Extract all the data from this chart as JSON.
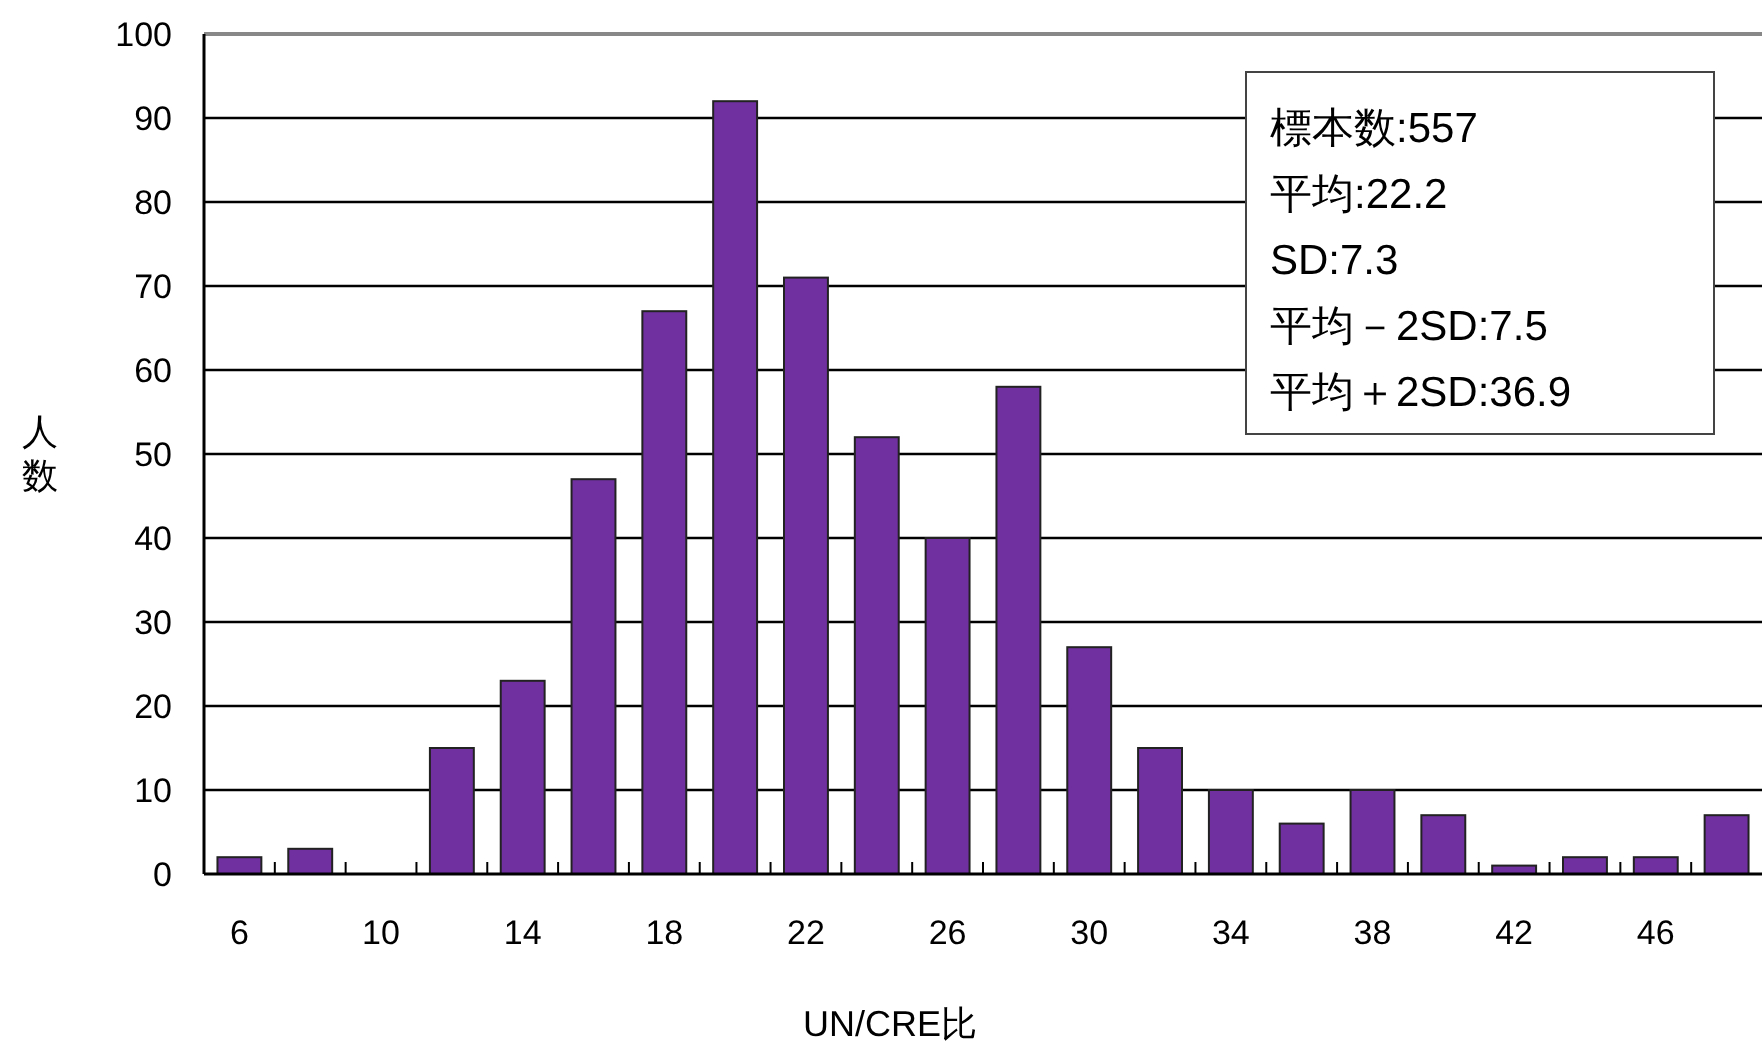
{
  "chart_data": {
    "type": "bar",
    "xlabel": "UN/CRE比",
    "ylabel": "人数",
    "categories": [
      "6",
      null,
      "10",
      null,
      "14",
      null,
      "18",
      null,
      "22",
      null,
      "26",
      null,
      "30",
      null,
      "34",
      null,
      "38",
      null,
      "42",
      null,
      "46",
      null
    ],
    "values": [
      2,
      3,
      0,
      15,
      23,
      47,
      67,
      92,
      71,
      52,
      40,
      58,
      27,
      15,
      10,
      6,
      10,
      7,
      1,
      2,
      2,
      7
    ],
    "color": "#7030a0",
    "ylim": [
      0,
      100
    ],
    "yticks": [
      0,
      10,
      20,
      30,
      40,
      50,
      60,
      70,
      80,
      90,
      100
    ],
    "grid": "y",
    "annotations": [
      "標本数:557",
      "平均:22.2",
      "SD:7.3",
      "平均－2SD:7.5",
      "平均＋2SD:36.9"
    ]
  }
}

● **Aim of the task**: Copy out all the records exactly, excluding pictures.

● **Reply to the exercise**:
Extract all the data from this chart as JSON.
{
  "chart_data": {
    "type": "bar",
    "xlabel": "UN/CRE比",
    "ylabel": "人数",
    "categories": [
      "6",
      null,
      "10",
      null,
      "14",
      null,
      "18",
      null,
      "22",
      null,
      "26",
      null,
      "30",
      null,
      "34",
      null,
      "38",
      null,
      "42",
      null,
      "46",
      null
    ],
    "values": [
      2,
      3,
      0,
      15,
      23,
      47,
      67,
      92,
      71,
      52,
      40,
      58,
      27,
      15,
      10,
      6,
      10,
      7,
      1,
      2,
      2,
      7
    ],
    "color": "#7030a0",
    "ylim": [
      0,
      100
    ],
    "yticks": [
      0,
      10,
      20,
      30,
      40,
      50,
      60,
      70,
      80,
      90,
      100
    ],
    "grid": "y",
    "annotations": [
      "標本数:557",
      "平均:22.2",
      "SD:7.3",
      "平均－2SD:7.5",
      "平均＋2SD:36.9"
    ]
  }
}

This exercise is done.